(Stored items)
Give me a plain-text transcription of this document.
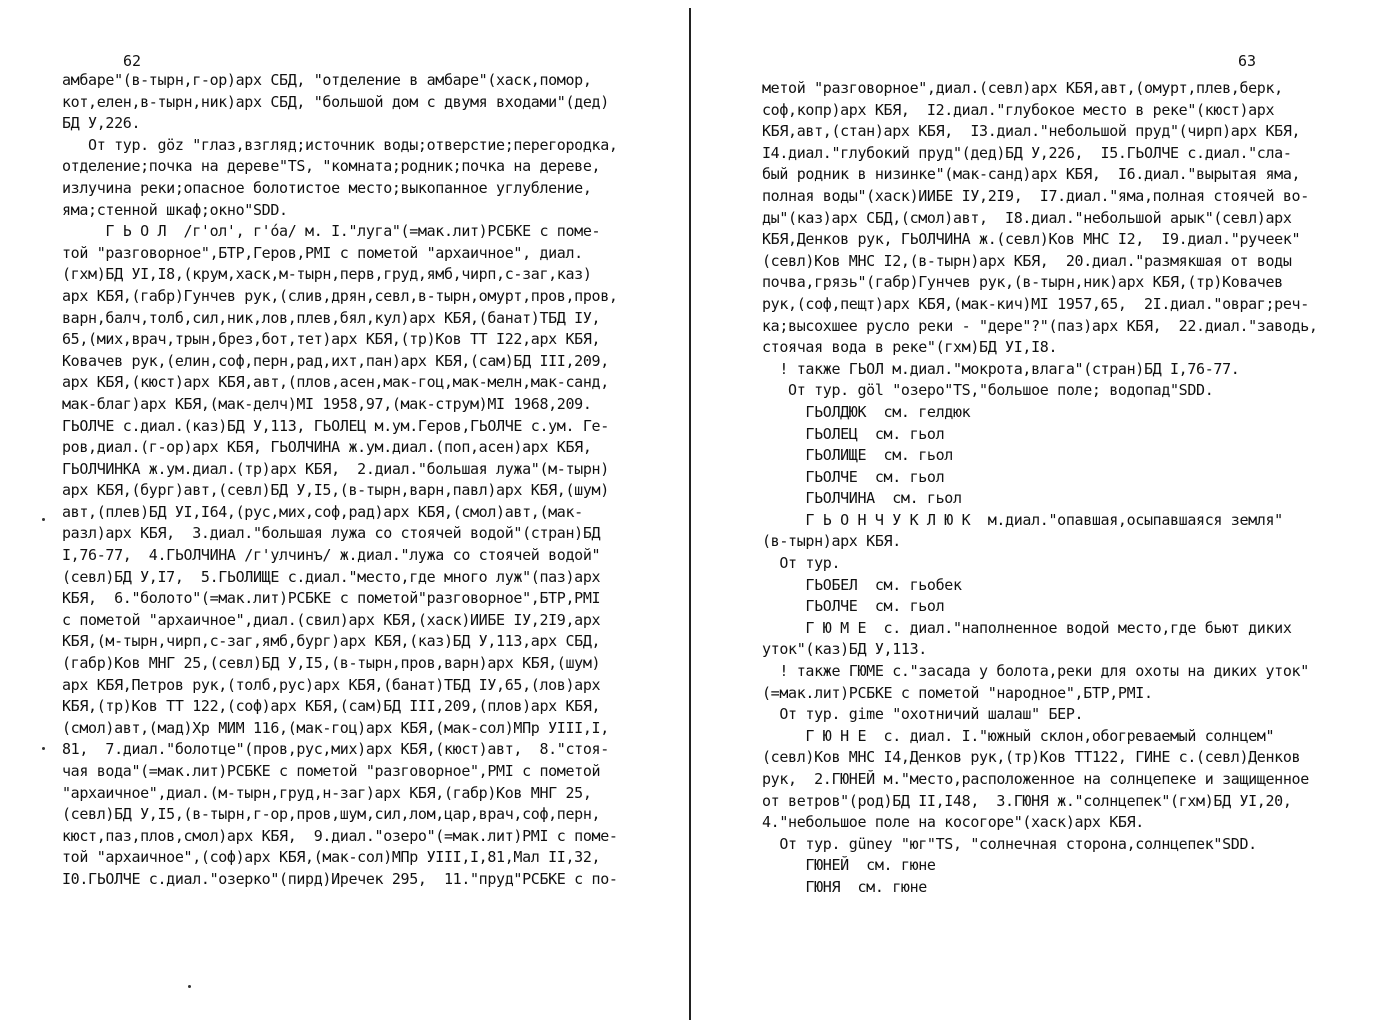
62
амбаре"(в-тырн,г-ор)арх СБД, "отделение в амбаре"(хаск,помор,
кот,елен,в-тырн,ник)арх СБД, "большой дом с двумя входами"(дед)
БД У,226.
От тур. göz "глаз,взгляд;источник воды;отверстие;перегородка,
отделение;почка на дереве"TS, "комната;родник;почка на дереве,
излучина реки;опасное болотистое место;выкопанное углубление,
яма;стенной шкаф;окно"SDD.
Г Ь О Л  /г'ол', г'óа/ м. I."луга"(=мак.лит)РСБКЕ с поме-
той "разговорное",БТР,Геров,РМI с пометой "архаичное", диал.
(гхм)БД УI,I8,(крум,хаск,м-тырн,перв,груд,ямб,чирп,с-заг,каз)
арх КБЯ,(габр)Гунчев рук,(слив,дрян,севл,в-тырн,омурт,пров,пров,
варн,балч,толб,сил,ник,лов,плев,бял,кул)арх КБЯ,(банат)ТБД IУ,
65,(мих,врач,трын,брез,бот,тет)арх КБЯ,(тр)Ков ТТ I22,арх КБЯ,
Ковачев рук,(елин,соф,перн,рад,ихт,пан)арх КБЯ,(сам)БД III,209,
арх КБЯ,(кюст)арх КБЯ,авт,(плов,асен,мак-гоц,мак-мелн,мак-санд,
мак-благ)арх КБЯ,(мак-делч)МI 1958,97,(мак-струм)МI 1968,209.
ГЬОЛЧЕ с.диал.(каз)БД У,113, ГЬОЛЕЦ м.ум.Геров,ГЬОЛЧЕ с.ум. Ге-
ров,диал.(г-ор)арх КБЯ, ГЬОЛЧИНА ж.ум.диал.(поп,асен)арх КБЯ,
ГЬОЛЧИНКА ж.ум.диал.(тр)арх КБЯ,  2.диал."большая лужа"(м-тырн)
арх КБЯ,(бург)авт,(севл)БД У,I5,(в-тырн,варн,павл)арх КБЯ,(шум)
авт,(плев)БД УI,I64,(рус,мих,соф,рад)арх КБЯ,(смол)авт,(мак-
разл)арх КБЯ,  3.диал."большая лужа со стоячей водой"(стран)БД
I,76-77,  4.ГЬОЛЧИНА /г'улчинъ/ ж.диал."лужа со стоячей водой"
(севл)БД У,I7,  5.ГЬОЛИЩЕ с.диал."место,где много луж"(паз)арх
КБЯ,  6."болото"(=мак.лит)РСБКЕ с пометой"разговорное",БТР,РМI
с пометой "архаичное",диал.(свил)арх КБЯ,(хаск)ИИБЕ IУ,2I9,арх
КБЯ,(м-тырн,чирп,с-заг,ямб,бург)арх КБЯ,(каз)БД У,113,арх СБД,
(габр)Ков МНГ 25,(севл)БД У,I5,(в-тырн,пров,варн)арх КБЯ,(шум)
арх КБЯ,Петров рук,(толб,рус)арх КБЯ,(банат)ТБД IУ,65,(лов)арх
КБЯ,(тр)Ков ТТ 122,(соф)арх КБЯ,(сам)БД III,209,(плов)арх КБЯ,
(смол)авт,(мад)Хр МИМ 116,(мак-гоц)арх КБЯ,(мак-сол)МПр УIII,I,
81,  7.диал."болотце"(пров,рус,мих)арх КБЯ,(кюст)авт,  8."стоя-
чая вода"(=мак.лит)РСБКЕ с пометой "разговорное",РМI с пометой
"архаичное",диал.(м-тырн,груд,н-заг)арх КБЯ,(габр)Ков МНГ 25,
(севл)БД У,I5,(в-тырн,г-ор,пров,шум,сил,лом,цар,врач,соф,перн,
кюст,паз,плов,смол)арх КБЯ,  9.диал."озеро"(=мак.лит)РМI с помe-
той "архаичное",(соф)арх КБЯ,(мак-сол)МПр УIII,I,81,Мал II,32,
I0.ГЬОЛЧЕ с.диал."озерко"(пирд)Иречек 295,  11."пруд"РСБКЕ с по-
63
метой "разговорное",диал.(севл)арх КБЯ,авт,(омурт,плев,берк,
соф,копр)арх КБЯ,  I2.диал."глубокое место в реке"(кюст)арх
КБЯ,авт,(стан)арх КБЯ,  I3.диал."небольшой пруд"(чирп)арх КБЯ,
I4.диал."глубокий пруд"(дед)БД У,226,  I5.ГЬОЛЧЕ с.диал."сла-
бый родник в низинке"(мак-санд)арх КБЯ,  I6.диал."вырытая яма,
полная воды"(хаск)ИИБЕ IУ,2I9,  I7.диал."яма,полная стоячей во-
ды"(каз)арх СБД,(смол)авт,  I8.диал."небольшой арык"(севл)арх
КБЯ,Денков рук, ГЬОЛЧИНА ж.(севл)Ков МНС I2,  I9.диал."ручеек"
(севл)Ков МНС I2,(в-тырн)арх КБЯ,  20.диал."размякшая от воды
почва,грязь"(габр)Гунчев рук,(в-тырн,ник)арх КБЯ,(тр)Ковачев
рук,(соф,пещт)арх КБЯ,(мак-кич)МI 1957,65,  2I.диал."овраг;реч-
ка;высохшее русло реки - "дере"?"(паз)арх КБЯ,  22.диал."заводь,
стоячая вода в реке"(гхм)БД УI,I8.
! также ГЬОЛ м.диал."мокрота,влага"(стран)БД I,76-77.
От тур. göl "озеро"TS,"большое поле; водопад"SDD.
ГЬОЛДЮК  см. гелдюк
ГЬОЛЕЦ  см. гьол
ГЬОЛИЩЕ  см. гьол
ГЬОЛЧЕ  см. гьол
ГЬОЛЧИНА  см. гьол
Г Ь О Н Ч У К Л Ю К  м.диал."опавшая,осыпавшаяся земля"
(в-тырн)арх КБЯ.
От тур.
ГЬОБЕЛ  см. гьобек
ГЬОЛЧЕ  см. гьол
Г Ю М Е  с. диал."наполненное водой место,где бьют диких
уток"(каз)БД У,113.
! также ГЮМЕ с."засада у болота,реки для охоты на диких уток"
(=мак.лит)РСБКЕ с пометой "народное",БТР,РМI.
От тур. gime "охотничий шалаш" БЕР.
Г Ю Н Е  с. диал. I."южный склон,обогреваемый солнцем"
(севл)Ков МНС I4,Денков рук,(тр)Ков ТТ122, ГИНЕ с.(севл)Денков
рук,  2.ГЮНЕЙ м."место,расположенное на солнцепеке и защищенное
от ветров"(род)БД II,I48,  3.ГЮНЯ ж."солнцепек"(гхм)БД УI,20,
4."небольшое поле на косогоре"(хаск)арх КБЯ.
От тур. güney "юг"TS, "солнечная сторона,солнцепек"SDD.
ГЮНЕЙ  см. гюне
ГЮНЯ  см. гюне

### Job
Repeat every record precisely. Any picture among them stays out of the copy.

### Final result
Give me a plain-text transcription of this document.
62
амбаре"(в-тырн,г-ор)арх СБД, "отделение в амбаре"(хаск,помор,
кот,елен,в-тырн,ник)арх СБД, "большой дом с двумя входами"(дед)
БД У,226.
От тур. göz "глаз,взгляд;источник воды;отверстие;перегородка,
отделение;почка на дереве"TS, "комната;родник;почка на дереве,
излучина реки;опасное болотистое место;выкопанное углубление,
яма;стенной шкаф;окно"SDD.
Г Ь О Л  /г'ол', г'óа/ м. I."луга"(=мак.лит)РСБКЕ с поме-
той "разговорное",БТР,Геров,РМI с пометой "архаичное", диал.
(гхм)БД УI,I8,(крум,хаск,м-тырн,перв,груд,ямб,чирп,с-заг,каз)
арх КБЯ,(габр)Гунчев рук,(слив,дрян,севл,в-тырн,омурт,пров,пров,
варн,балч,толб,сил,ник,лов,плев,бял,кул)арх КБЯ,(банат)ТБД IУ,
65,(мих,врач,трын,брез,бот,тет)арх КБЯ,(тр)Ков ТТ I22,арх КБЯ,
Ковачев рук,(елин,соф,перн,рад,ихт,пан)арх КБЯ,(сам)БД III,209,
арх КБЯ,(кюст)арх КБЯ,авт,(плов,асен,мак-гоц,мак-мелн,мак-санд,
мак-благ)арх КБЯ,(мак-делч)МI 1958,97,(мак-струм)МI 1968,209.
ГЬОЛЧЕ с.диал.(каз)БД У,113, ГЬОЛЕЦ м.ум.Геров,ГЬОЛЧЕ с.ум. Ге-
ров,диал.(г-ор)арх КБЯ, ГЬОЛЧИНА ж.ум.диал.(поп,асен)арх КБЯ,
ГЬОЛЧИНКА ж.ум.диал.(тр)арх КБЯ,  2.диал."большая лужа"(м-тырн)
арх КБЯ,(бург)авт,(севл)БД У,I5,(в-тырн,варн,павл)арх КБЯ,(шум)
авт,(плев)БД УI,I64,(рус,мих,соф,рад)арх КБЯ,(смол)авт,(мак-
разл)арх КБЯ,  3.диал."большая лужа со стоячей водой"(стран)БД
I,76-77,  4.ГЬОЛЧИНА /г'улчинъ/ ж.диал."лужа со стоячей водой"
(севл)БД У,I7,  5.ГЬОЛИЩЕ с.диал."место,где много луж"(паз)арх
КБЯ,  6."болото"(=мак.лит)РСБКЕ с пометой"разговорное",БТР,РМI
с пометой "архаичное",диал.(свил)арх КБЯ,(хаск)ИИБЕ IУ,2I9,арх
КБЯ,(м-тырн,чирп,с-заг,ямб,бург)арх КБЯ,(каз)БД У,113,арх СБД,
(габр)Ков МНГ 25,(севл)БД У,I5,(в-тырн,пров,варн)арх КБЯ,(шум)
арх КБЯ,Петров рук,(толб,рус)арх КБЯ,(банат)ТБД IУ,65,(лов)арх
КБЯ,(тр)Ков ТТ 122,(соф)арх КБЯ,(сам)БД III,209,(плов)арх КБЯ,
(смол)авт,(мад)Хр МИМ 116,(мак-гоц)арх КБЯ,(мак-сол)МПр УIII,I,
81,  7.диал."болотце"(пров,рус,мих)арх КБЯ,(кюст)авт,  8."стоя-
чая вода"(=мак.лит)РСБКЕ с пометой "разговорное",РМI с пометой
"архаичное",диал.(м-тырн,груд,н-заг)арх КБЯ,(габр)Ков МНГ 25,
(севл)БД У,I5,(в-тырн,г-ор,пров,шум,сил,лом,цар,врач,соф,перн,
кюст,паз,плов,смол)арх КБЯ,  9.диал."озеро"(=мак.лит)РМI с помe-
той "архаичное",(соф)арх КБЯ,(мак-сол)МПр УIII,I,81,Мал II,32,
I0.ГЬОЛЧЕ с.диал."озерко"(пирд)Иречек 295,  11."пруд"РСБКЕ с по-
63
метой "разговорное",диал.(севл)арх КБЯ,авт,(омурт,плев,берк,
соф,копр)арх КБЯ,  I2.диал."глубокое место в реке"(кюст)арх
КБЯ,авт,(стан)арх КБЯ,  I3.диал."небольшой пруд"(чирп)арх КБЯ,
I4.диал."глубокий пруд"(дед)БД У,226,  I5.ГЬОЛЧЕ с.диал."сла-
бый родник в низинке"(мак-санд)арх КБЯ,  I6.диал."вырытая яма,
полная воды"(хаск)ИИБЕ IУ,2I9,  I7.диал."яма,полная стоячей во-
ды"(каз)арх СБД,(смол)авт,  I8.диал."небольшой арык"(севл)арх
КБЯ,Денков рук, ГЬОЛЧИНА ж.(севл)Ков МНС I2,  I9.диал."ручеек"
(севл)Ков МНС I2,(в-тырн)арх КБЯ,  20.диал."размякшая от воды
почва,грязь"(габр)Гунчев рук,(в-тырн,ник)арх КБЯ,(тр)Ковачев
рук,(соф,пещт)арх КБЯ,(мак-кич)МI 1957,65,  2I.диал."овраг;реч-
ка;высохшее русло реки - "дере"?"(паз)арх КБЯ,  22.диал."заводь,
стоячая вода в реке"(гхм)БД УI,I8.
! также ГЬОЛ м.диал."мокрота,влага"(стран)БД I,76-77.
От тур. göl "озеро"TS,"большое поле; водопад"SDD.
ГЬОЛДЮК  см. гелдюк
ГЬОЛЕЦ  см. гьол
ГЬОЛИЩЕ  см. гьол
ГЬОЛЧЕ  см. гьол
ГЬОЛЧИНА  см. гьол
Г Ь О Н Ч У К Л Ю К  м.диал."опавшая,осыпавшаяся земля"
(в-тырн)арх КБЯ.
От тур.
ГЬОБЕЛ  см. гьобек
ГЬОЛЧЕ  см. гьол
Г Ю М Е  с. диал."наполненное водой место,где бьют диких
уток"(каз)БД У,113.
! также ГЮМЕ с."засада у болота,реки для охоты на диких уток"
(=мак.лит)РСБКЕ с пометой "народное",БТР,РМI.
От тур. gime "охотничий шалаш" БЕР.
Г Ю Н Е  с. диал. I."южный склон,обогреваемый солнцем"
(севл)Ков МНС I4,Денков рук,(тр)Ков ТТ122, ГИНЕ с.(севл)Денков
рук,  2.ГЮНЕЙ м."место,расположенное на солнцепеке и защищенное
от ветров"(род)БД II,I48,  3.ГЮНЯ ж."солнцепек"(гхм)БД УI,20,
4."небольшое поле на косогоре"(хаск)арх КБЯ.
От тур. güney "юг"TS, "солнечная сторона,солнцепек"SDD.
ГЮНЕЙ  см. гюне
ГЮНЯ  см. гюне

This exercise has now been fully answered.